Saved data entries

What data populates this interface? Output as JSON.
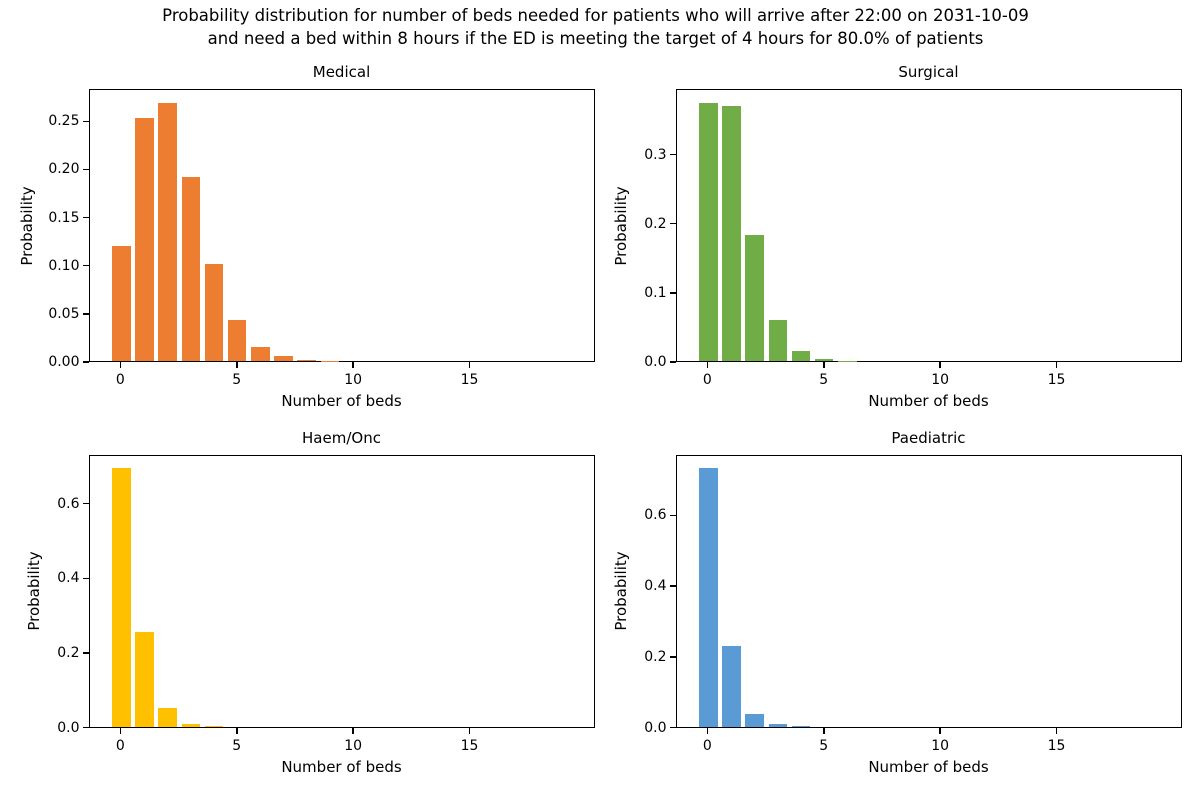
{
  "figure": {
    "title_lines": [
      "Probability distribution for number of beds needed for patients who will arrive after 22:00 on 2031-10-09",
      "and need a bed within 8 hours if the ED is meeting the target of 4 hours for 80.0% of patients"
    ],
    "background_color": "#ffffff",
    "text_color": "#000000",
    "layout": "2x2 grid of subplots"
  },
  "chart_data": [
    {
      "type": "bar",
      "title": "Medical",
      "xlabel": "Number of beds",
      "ylabel": "Probability",
      "bar_color": "#ED7D31",
      "bar_width": 0.8,
      "categories": [
        0,
        1,
        2,
        3,
        4,
        5,
        6,
        7,
        8,
        9,
        10,
        11,
        12,
        13,
        14,
        15,
        16,
        17,
        18,
        19
      ],
      "values": [
        0.12,
        0.254,
        0.27,
        0.192,
        0.102,
        0.043,
        0.015,
        0.005,
        0.001,
        0.0003,
        0,
        0,
        0,
        0,
        0,
        0,
        0,
        0,
        0,
        0
      ],
      "xlim": [
        -1.37,
        20.37
      ],
      "ylim": [
        0,
        0.2835
      ],
      "xticks": [
        0,
        5,
        10,
        15
      ],
      "yticks": {
        "values": [
          0,
          0.05,
          0.1,
          0.15,
          0.2,
          0.25
        ],
        "labels": [
          "0.00",
          "0.05",
          "0.10",
          "0.15",
          "0.20",
          "0.25"
        ]
      },
      "grid": false,
      "legend": "none"
    },
    {
      "type": "bar",
      "title": "Surgical",
      "xlabel": "Number of beds",
      "ylabel": "Probability",
      "bar_color": "#70AD47",
      "bar_width": 0.8,
      "categories": [
        0,
        1,
        2,
        3,
        4,
        5,
        6,
        7,
        8,
        9,
        10,
        11,
        12,
        13,
        14,
        15,
        16,
        17,
        18,
        19
      ],
      "values": [
        0.376,
        0.371,
        0.183,
        0.06,
        0.015,
        0.003,
        0.0005,
        0.0001,
        0,
        0,
        0,
        0,
        0,
        0,
        0,
        0,
        0,
        0,
        0,
        0
      ],
      "xlim": [
        -1.37,
        20.37
      ],
      "ylim": [
        0,
        0.3948
      ],
      "xticks": [
        0,
        5,
        10,
        15
      ],
      "yticks": {
        "values": [
          0,
          0.1,
          0.2,
          0.3
        ],
        "labels": [
          "0.0",
          "0.1",
          "0.2",
          "0.3"
        ]
      },
      "grid": false,
      "legend": "none"
    },
    {
      "type": "bar",
      "title": "Haem/Onc",
      "xlabel": "Number of beds",
      "ylabel": "Probability",
      "bar_color": "#FFC000",
      "bar_width": 0.8,
      "categories": [
        0,
        1,
        2,
        3,
        4,
        5,
        6,
        7,
        8,
        9,
        10,
        11,
        12,
        13,
        14,
        15,
        16,
        17,
        18,
        19
      ],
      "values": [
        0.697,
        0.255,
        0.049,
        0.006,
        0.0006,
        0,
        0,
        0,
        0,
        0,
        0,
        0,
        0,
        0,
        0,
        0,
        0,
        0,
        0,
        0
      ],
      "xlim": [
        -1.37,
        20.37
      ],
      "ylim": [
        0,
        0.7319
      ],
      "xticks": [
        0,
        5,
        10,
        15
      ],
      "yticks": {
        "values": [
          0,
          0.2,
          0.4,
          0.6
        ],
        "labels": [
          "0.0",
          "0.2",
          "0.4",
          "0.6"
        ]
      },
      "grid": false,
      "legend": "none"
    },
    {
      "type": "bar",
      "title": "Paediatric",
      "xlabel": "Number of beds",
      "ylabel": "Probability",
      "bar_color": "#5B9BD5",
      "bar_width": 0.8,
      "categories": [
        0,
        1,
        2,
        3,
        4,
        5,
        6,
        7,
        8,
        9,
        10,
        11,
        12,
        13,
        14,
        15,
        16,
        17,
        18,
        19
      ],
      "values": [
        0.735,
        0.228,
        0.036,
        0.006,
        0.0005,
        0,
        0,
        0,
        0,
        0,
        0,
        0,
        0,
        0,
        0,
        0,
        0,
        0,
        0,
        0
      ],
      "xlim": [
        -1.37,
        20.37
      ],
      "ylim": [
        0,
        0.7718
      ],
      "xticks": [
        0,
        5,
        10,
        15
      ],
      "yticks": {
        "values": [
          0,
          0.2,
          0.4,
          0.6
        ],
        "labels": [
          "0.0",
          "0.2",
          "0.4",
          "0.6"
        ]
      },
      "grid": false,
      "legend": "none"
    }
  ]
}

_REQUIRED ACTION_. Quote every record above exactly, leaving out the pictures.

_SOLUTION TO THIS TASK_.
What data populates this interface? Output as JSON.
{
  "figure": {
    "title_lines": [
      "Probability distribution for number of beds needed for patients who will arrive after 22:00 on 2031-10-09",
      "and need a bed within 8 hours if the ED is meeting the target of 4 hours for 80.0% of patients"
    ],
    "background_color": "#ffffff",
    "text_color": "#000000",
    "layout": "2x2 grid of subplots"
  },
  "chart_data": [
    {
      "type": "bar",
      "title": "Medical",
      "xlabel": "Number of beds",
      "ylabel": "Probability",
      "bar_color": "#ED7D31",
      "bar_width": 0.8,
      "categories": [
        0,
        1,
        2,
        3,
        4,
        5,
        6,
        7,
        8,
        9,
        10,
        11,
        12,
        13,
        14,
        15,
        16,
        17,
        18,
        19
      ],
      "values": [
        0.12,
        0.254,
        0.27,
        0.192,
        0.102,
        0.043,
        0.015,
        0.005,
        0.001,
        0.0003,
        0,
        0,
        0,
        0,
        0,
        0,
        0,
        0,
        0,
        0
      ],
      "xlim": [
        -1.37,
        20.37
      ],
      "ylim": [
        0,
        0.2835
      ],
      "xticks": [
        0,
        5,
        10,
        15
      ],
      "yticks": {
        "values": [
          0,
          0.05,
          0.1,
          0.15,
          0.2,
          0.25
        ],
        "labels": [
          "0.00",
          "0.05",
          "0.10",
          "0.15",
          "0.20",
          "0.25"
        ]
      },
      "grid": false,
      "legend": "none"
    },
    {
      "type": "bar",
      "title": "Surgical",
      "xlabel": "Number of beds",
      "ylabel": "Probability",
      "bar_color": "#70AD47",
      "bar_width": 0.8,
      "categories": [
        0,
        1,
        2,
        3,
        4,
        5,
        6,
        7,
        8,
        9,
        10,
        11,
        12,
        13,
        14,
        15,
        16,
        17,
        18,
        19
      ],
      "values": [
        0.376,
        0.371,
        0.183,
        0.06,
        0.015,
        0.003,
        0.0005,
        0.0001,
        0,
        0,
        0,
        0,
        0,
        0,
        0,
        0,
        0,
        0,
        0,
        0
      ],
      "xlim": [
        -1.37,
        20.37
      ],
      "ylim": [
        0,
        0.3948
      ],
      "xticks": [
        0,
        5,
        10,
        15
      ],
      "yticks": {
        "values": [
          0,
          0.1,
          0.2,
          0.3
        ],
        "labels": [
          "0.0",
          "0.1",
          "0.2",
          "0.3"
        ]
      },
      "grid": false,
      "legend": "none"
    },
    {
      "type": "bar",
      "title": "Haem/Onc",
      "xlabel": "Number of beds",
      "ylabel": "Probability",
      "bar_color": "#FFC000",
      "bar_width": 0.8,
      "categories": [
        0,
        1,
        2,
        3,
        4,
        5,
        6,
        7,
        8,
        9,
        10,
        11,
        12,
        13,
        14,
        15,
        16,
        17,
        18,
        19
      ],
      "values": [
        0.697,
        0.255,
        0.049,
        0.006,
        0.0006,
        0,
        0,
        0,
        0,
        0,
        0,
        0,
        0,
        0,
        0,
        0,
        0,
        0,
        0,
        0
      ],
      "xlim": [
        -1.37,
        20.37
      ],
      "ylim": [
        0,
        0.7319
      ],
      "xticks": [
        0,
        5,
        10,
        15
      ],
      "yticks": {
        "values": [
          0,
          0.2,
          0.4,
          0.6
        ],
        "labels": [
          "0.0",
          "0.2",
          "0.4",
          "0.6"
        ]
      },
      "grid": false,
      "legend": "none"
    },
    {
      "type": "bar",
      "title": "Paediatric",
      "xlabel": "Number of beds",
      "ylabel": "Probability",
      "bar_color": "#5B9BD5",
      "bar_width": 0.8,
      "categories": [
        0,
        1,
        2,
        3,
        4,
        5,
        6,
        7,
        8,
        9,
        10,
        11,
        12,
        13,
        14,
        15,
        16,
        17,
        18,
        19
      ],
      "values": [
        0.735,
        0.228,
        0.036,
        0.006,
        0.0005,
        0,
        0,
        0,
        0,
        0,
        0,
        0,
        0,
        0,
        0,
        0,
        0,
        0,
        0,
        0
      ],
      "xlim": [
        -1.37,
        20.37
      ],
      "ylim": [
        0,
        0.7718
      ],
      "xticks": [
        0,
        5,
        10,
        15
      ],
      "yticks": {
        "values": [
          0,
          0.2,
          0.4,
          0.6
        ],
        "labels": [
          "0.0",
          "0.2",
          "0.4",
          "0.6"
        ]
      },
      "grid": false,
      "legend": "none"
    }
  ]
}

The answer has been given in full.